> EXERCISE TASK
Every line with the word "this" in it should be extracted from the data that follows.

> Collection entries
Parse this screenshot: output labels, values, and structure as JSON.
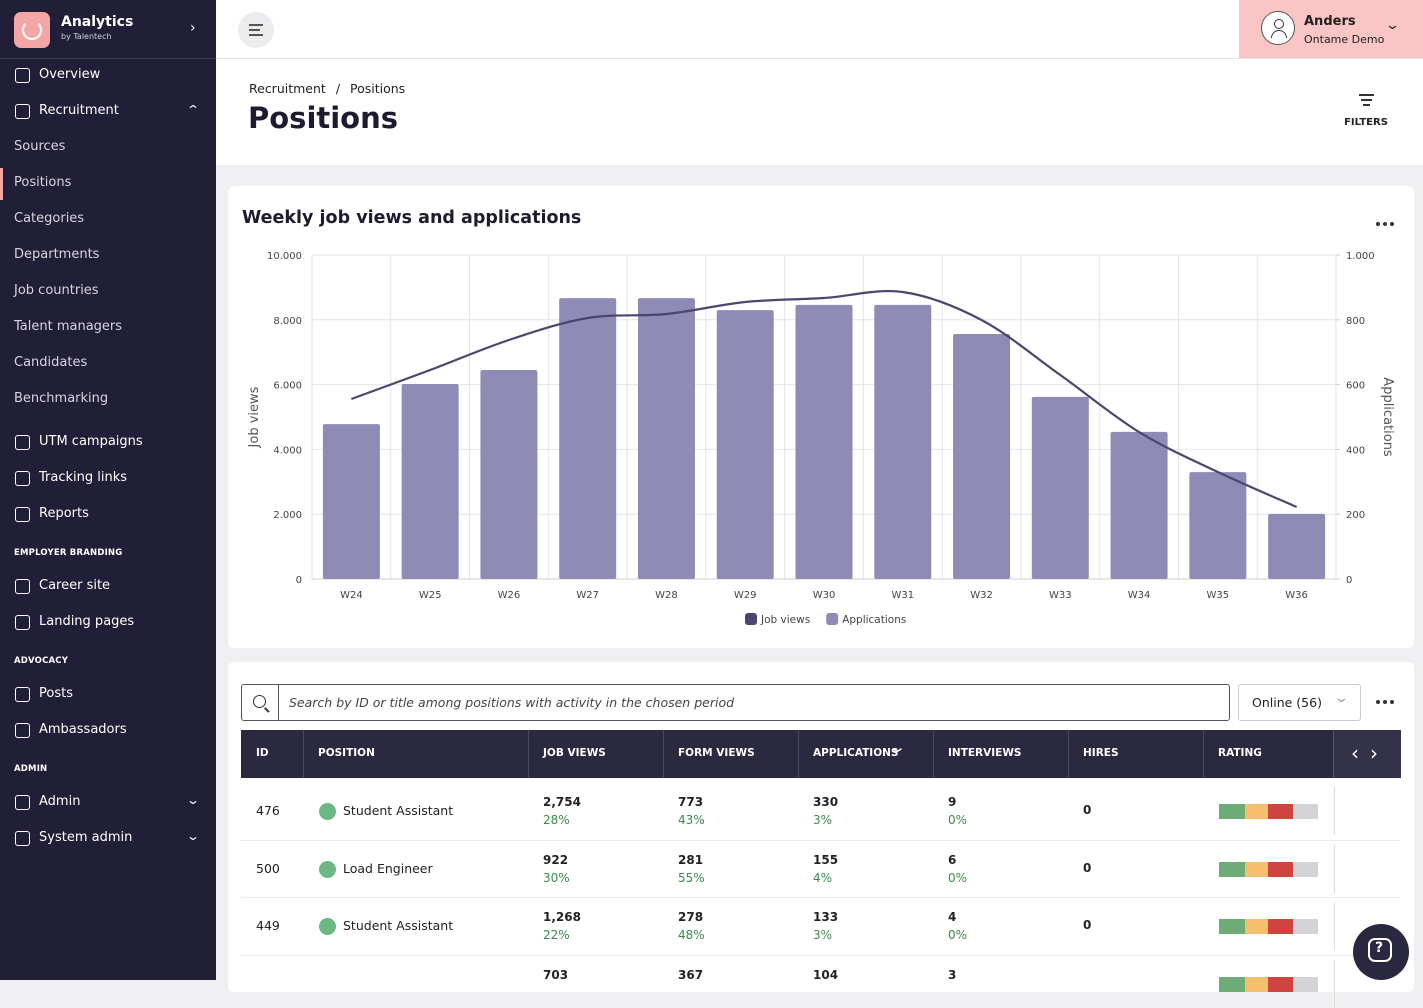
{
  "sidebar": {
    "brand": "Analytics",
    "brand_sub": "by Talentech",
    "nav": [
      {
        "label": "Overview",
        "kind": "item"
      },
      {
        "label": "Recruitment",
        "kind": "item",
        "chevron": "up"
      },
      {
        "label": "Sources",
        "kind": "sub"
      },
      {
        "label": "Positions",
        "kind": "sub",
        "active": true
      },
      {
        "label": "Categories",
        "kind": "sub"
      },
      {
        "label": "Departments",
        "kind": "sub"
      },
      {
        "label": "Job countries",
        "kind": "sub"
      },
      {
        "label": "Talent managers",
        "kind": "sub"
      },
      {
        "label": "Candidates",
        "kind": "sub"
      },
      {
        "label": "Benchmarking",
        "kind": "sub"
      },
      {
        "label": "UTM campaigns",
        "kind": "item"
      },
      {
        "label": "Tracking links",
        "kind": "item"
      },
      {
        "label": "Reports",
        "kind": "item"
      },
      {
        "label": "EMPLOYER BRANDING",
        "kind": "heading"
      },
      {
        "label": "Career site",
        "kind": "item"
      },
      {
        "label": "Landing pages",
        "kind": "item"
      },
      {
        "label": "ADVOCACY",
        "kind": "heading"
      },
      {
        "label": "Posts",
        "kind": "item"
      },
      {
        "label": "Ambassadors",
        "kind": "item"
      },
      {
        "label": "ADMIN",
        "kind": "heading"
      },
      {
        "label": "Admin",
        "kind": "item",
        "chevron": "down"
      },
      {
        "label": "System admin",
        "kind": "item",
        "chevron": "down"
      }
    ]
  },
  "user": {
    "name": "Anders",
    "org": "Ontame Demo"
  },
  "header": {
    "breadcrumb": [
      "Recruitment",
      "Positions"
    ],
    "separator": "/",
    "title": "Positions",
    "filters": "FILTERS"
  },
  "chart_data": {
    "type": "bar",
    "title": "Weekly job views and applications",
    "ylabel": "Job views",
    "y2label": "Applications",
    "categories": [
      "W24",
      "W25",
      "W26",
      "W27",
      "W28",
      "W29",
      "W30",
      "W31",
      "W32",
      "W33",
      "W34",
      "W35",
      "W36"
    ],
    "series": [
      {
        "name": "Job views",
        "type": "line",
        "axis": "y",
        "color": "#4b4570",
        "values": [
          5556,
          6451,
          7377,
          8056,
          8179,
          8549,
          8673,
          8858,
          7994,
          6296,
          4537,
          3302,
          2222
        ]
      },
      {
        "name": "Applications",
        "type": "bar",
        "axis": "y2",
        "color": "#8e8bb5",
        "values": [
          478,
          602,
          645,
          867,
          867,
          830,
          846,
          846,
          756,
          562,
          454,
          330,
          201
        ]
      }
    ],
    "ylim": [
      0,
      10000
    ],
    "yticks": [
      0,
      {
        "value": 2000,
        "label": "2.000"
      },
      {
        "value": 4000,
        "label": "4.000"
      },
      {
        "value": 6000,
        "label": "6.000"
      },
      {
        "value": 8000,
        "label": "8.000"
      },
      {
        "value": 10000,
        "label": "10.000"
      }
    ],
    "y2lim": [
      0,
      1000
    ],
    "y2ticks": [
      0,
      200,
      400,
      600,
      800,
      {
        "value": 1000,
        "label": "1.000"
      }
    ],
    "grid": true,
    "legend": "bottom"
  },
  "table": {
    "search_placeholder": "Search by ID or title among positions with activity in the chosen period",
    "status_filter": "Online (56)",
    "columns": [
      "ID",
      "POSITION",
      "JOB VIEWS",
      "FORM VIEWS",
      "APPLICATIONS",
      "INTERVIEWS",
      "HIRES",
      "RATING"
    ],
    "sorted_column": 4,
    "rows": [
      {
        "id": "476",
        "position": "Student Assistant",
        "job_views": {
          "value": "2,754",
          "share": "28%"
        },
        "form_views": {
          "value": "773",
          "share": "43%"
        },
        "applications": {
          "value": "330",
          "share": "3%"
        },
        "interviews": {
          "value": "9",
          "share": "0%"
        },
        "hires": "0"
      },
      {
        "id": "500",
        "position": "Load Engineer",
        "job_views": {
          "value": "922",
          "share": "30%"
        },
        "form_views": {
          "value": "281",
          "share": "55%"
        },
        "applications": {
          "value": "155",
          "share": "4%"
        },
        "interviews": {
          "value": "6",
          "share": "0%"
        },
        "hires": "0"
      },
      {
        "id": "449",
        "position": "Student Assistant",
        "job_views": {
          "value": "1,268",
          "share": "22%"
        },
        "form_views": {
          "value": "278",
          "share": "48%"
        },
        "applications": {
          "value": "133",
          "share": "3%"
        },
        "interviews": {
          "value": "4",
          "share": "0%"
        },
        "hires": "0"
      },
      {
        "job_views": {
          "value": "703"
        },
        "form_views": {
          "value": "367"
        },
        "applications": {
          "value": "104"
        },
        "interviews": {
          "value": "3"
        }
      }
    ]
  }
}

--

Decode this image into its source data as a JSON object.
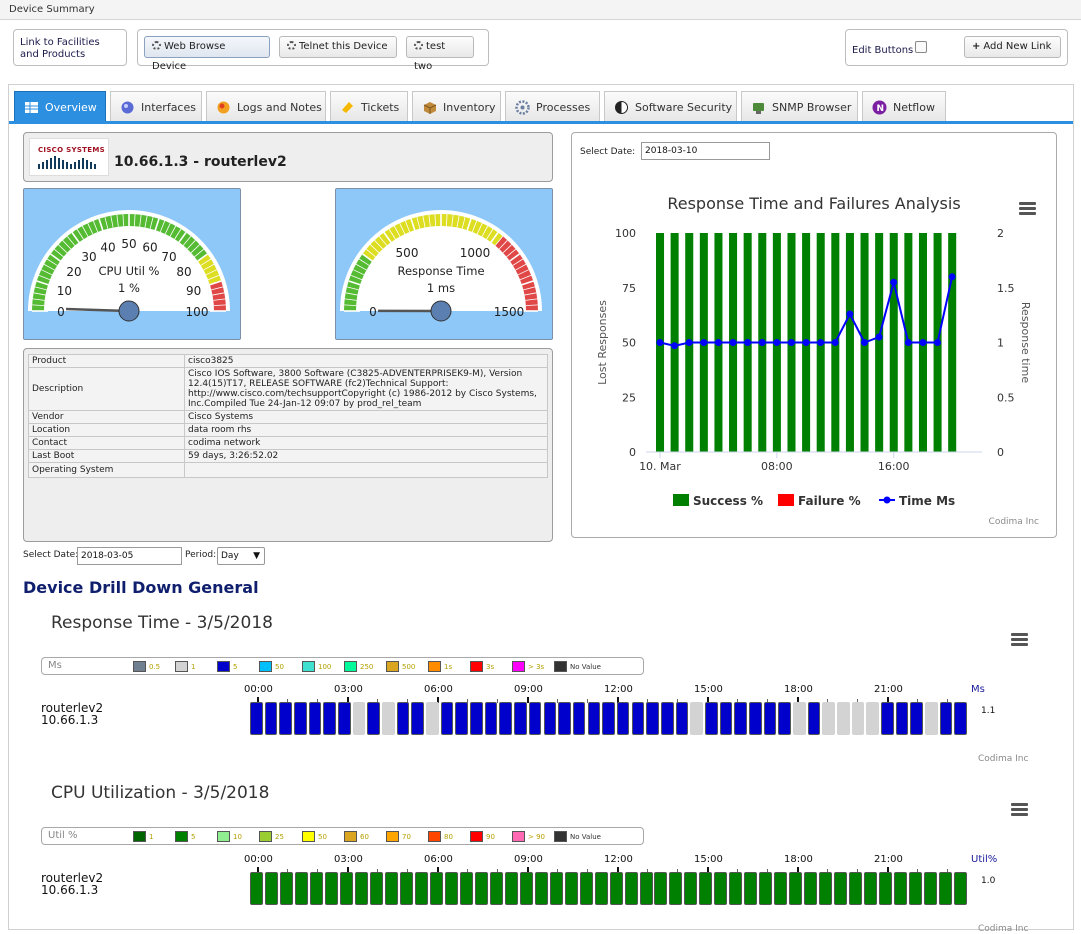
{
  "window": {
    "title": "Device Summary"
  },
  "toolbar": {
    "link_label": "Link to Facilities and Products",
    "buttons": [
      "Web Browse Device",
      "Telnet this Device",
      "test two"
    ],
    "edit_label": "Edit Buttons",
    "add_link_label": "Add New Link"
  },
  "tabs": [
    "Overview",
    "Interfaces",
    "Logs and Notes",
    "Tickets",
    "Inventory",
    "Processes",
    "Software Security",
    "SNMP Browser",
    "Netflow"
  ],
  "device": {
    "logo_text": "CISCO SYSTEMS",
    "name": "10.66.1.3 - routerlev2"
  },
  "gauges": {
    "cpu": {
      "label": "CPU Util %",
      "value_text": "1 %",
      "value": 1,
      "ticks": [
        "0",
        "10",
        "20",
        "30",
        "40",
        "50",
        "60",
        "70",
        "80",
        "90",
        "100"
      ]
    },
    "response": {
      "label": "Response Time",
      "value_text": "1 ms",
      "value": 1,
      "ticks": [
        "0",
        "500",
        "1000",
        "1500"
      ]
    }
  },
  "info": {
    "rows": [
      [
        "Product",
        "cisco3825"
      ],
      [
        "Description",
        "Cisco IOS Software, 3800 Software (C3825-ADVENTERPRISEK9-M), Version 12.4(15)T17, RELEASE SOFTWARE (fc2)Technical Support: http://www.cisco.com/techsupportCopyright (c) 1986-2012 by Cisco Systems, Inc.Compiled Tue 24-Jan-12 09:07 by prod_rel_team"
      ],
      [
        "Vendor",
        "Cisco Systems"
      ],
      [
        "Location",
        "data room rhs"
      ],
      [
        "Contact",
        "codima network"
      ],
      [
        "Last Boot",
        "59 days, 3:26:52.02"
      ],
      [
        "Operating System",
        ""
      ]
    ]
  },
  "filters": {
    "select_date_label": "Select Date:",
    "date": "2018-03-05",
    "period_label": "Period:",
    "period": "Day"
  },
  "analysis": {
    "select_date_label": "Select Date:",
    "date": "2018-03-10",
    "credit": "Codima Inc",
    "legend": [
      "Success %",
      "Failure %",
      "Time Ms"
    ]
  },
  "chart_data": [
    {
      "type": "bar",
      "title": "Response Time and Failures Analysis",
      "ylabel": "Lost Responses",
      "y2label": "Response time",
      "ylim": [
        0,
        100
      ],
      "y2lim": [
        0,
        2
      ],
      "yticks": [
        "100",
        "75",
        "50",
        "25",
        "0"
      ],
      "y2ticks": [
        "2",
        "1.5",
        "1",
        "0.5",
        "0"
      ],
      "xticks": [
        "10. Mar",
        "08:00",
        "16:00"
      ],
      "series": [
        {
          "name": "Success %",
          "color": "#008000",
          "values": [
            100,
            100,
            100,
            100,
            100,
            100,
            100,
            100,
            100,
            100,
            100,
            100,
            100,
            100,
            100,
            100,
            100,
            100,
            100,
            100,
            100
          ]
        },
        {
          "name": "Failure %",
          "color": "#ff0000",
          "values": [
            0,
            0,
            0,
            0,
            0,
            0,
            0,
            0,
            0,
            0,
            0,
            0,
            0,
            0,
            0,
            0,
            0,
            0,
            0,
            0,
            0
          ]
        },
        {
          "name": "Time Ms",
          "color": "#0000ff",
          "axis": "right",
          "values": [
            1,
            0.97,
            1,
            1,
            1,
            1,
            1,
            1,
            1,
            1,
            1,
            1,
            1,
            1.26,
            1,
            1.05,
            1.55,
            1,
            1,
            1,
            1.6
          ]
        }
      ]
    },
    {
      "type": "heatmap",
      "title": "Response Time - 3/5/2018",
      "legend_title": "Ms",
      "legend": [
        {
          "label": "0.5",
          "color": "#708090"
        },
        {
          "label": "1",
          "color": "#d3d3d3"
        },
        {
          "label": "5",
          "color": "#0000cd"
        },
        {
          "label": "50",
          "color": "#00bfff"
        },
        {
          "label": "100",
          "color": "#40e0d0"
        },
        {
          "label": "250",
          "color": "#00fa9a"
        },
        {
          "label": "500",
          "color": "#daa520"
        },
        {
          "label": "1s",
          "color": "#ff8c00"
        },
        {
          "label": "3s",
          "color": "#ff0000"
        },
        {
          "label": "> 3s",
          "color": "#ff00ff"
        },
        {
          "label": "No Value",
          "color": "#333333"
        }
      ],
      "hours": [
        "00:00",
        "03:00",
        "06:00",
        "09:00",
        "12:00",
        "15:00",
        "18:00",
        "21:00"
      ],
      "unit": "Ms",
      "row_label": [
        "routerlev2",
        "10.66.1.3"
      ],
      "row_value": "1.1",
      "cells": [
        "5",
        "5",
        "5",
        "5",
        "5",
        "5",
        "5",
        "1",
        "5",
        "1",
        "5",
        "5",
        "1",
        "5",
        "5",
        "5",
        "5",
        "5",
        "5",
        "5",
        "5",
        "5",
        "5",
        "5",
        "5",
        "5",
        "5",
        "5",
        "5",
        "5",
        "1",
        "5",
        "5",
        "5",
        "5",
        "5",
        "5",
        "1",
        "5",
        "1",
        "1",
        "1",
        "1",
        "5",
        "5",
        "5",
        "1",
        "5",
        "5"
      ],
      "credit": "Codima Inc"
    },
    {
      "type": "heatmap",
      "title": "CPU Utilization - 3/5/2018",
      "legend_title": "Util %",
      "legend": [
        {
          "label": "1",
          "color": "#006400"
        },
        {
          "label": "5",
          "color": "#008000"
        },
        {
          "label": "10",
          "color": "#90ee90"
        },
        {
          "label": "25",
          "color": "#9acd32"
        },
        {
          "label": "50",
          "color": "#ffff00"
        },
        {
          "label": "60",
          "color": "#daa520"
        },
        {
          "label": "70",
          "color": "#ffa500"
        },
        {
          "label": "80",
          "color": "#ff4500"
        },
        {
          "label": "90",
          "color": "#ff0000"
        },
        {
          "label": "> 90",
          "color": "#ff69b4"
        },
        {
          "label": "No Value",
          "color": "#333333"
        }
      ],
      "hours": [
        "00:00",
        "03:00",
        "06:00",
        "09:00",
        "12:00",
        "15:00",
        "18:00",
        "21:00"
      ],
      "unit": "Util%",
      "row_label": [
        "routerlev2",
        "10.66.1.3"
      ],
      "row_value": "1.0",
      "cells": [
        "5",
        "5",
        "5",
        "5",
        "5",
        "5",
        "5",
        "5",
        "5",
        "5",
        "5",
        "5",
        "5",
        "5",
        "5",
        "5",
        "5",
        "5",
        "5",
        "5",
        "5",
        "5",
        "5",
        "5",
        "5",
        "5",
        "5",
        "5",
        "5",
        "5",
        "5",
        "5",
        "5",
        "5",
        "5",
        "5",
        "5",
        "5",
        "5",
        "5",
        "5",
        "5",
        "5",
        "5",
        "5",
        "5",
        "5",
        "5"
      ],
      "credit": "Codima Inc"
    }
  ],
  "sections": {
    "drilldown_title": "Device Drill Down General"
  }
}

> RESULT OF THE TASK
Parse this screenshot: output labels, values, and structure as JSON.
Decode this image into its source data as a JSON object.
      "Telnet this Device",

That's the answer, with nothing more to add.